*PAGE EXCERPT*
>> start

This week in tax: HMRC reveals estimated £1bn R&D tax fraud
International Tax Review is part of Legal Benchmarking Limited, 4 Bouverie Street, London, EC4Y 8AX
Copyright © Legal Benchmarking Limited and its affiliated companies 2024

Accessibility | Terms of Use | Privacy Policy | Modern Slavery Statement

This week in tax: HMRC reveals estimated £1bn R&D tax fraud

HMRC 2000x.jpeg

HMRC also substantially revises its fraud estimate for 2021/22, while Colombia prepares to host a Latin American tax summit that could be pivotal in the UN’s powerplay.

HM Revenue and Customs published its annual report for 2022/23 on Monday, July 17, with the revelation of an estimated £1 billion ($1.2 billion) of erroneous and fraudulent claims under the research and development tax relief scheme.

The revenue service also revised its 2021/22 estimate of error and fraud from £338 million to £1.1 billion. At the same time, HMRC reported it has improved on tax compliance and enforcement, with an estimated tax gap of 4.8%.

Investigative think tank TaxWatch has claimed this means HMRC has underestimated the scale of R&D tax fraud in the past. Nevertheless, HMRC said it has raised £34 billion in additional revenue by tackling tax avoidance and evasion.

Colombia set to host Latin American tax summit

The Colombian government is preparing to host the Latin American tax summit next week in Cartagena on Thursday, July 27, and Friday, July 28.

Colombia may be preparing the ground for alternative proposals to the OECD’s international tax reforms. This conference is the first of its kind and could mean Latin American countries will make more demands on the OECD as it tries to finalise the two-pillar solution.

In September 2022, Colombia was the first Latin American country to announce its support for a UN tax convention. A bloc of African countries later tipped the UN General Assembly vote in favour of the proposal in November.

>> end

*EXTRACTED ENTRIES*
>> start

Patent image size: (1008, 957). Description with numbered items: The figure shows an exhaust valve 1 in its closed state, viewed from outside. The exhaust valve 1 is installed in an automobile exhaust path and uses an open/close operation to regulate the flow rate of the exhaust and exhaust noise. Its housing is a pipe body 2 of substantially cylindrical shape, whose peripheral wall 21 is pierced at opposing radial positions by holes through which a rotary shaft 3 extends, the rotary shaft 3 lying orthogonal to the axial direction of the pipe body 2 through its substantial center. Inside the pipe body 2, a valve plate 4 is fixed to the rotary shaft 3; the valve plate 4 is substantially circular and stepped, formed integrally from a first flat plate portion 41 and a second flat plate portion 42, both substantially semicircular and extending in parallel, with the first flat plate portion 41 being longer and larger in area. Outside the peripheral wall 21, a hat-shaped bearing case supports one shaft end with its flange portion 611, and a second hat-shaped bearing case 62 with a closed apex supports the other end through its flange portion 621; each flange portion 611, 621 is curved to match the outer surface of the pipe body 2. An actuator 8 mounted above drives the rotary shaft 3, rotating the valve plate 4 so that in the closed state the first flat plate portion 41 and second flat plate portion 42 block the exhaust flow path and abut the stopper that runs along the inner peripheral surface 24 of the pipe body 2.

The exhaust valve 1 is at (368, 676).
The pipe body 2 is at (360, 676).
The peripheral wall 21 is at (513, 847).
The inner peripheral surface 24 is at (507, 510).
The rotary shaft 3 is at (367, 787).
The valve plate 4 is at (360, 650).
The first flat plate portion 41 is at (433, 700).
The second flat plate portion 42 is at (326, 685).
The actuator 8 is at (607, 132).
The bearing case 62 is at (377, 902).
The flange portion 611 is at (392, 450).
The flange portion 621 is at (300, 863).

>> end

*TASK LIST*
#1 Write out the passage of the tax news excerpt from "Accessibility | Terms" to "tax relief scheme.".
#2 Answer these questions using the tax news excerpt.
(a) What were the old and new figures when HMRC revised its 2021/22 estimate of error and fraud?
(b) In which city will the Latin American tax summit be held?
(c) In what month and year did Colombia announce its support for a UN tax convention?
The lines are separate material and have no connection to the tax news excerpt.

*EXPECTED RESULTS*
#1
Accessibility | Terms of Use | Privacy Policy | Modern Slavery Statement

This week in tax: HMRC reveals estimated £1bn R&D tax fraud

HMRC 2000x.jpeg

HMRC also substantially revises its fraud estimate for 2021/22, while Colombia prepares to host a Latin American tax summit that could be pivotal in the UN’s powerplay.

HM Revenue and Customs published its annual report for 2022/23 on Monday, July 17, with the revelation of an estimated £1 billion ($1.2 billion) of erroneous and fraudulent claims under the research and development tax relief scheme.

#2
(a) From £338 million to £1.1 billion.
(b) Cartagena.
(c) September 2022.